*WHAT IS EXPECTED:*
Count up the lines in the following listing that hold the word "JSON", then give only that count.

################

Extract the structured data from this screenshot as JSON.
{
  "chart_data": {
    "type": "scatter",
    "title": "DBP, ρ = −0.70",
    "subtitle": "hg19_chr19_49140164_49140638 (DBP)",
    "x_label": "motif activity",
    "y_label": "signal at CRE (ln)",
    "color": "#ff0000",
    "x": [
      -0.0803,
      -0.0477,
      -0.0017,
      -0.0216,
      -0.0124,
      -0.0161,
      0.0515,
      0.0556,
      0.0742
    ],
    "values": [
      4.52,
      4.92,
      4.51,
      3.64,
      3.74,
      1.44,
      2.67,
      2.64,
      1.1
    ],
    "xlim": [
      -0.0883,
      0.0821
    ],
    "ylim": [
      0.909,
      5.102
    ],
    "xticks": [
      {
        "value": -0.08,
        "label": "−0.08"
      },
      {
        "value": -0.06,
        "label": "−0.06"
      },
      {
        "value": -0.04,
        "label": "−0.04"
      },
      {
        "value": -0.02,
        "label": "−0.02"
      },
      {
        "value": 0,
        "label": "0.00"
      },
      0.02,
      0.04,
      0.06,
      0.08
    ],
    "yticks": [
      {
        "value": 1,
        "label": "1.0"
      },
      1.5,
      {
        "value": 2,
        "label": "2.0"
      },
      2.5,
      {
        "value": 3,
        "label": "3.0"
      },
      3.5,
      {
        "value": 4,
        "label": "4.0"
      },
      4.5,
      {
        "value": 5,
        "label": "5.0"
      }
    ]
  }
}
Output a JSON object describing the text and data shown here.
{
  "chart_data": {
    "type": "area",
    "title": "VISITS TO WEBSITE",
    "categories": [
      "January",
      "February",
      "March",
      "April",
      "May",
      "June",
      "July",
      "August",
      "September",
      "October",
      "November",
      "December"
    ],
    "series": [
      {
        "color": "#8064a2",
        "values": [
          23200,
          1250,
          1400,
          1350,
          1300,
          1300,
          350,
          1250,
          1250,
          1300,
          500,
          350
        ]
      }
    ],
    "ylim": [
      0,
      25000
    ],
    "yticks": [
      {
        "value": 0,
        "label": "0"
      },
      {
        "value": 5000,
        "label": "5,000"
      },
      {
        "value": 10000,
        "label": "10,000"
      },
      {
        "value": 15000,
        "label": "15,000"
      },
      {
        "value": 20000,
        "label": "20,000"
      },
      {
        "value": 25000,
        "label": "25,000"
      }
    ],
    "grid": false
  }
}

################

*FINISHED EXERCISE:*
2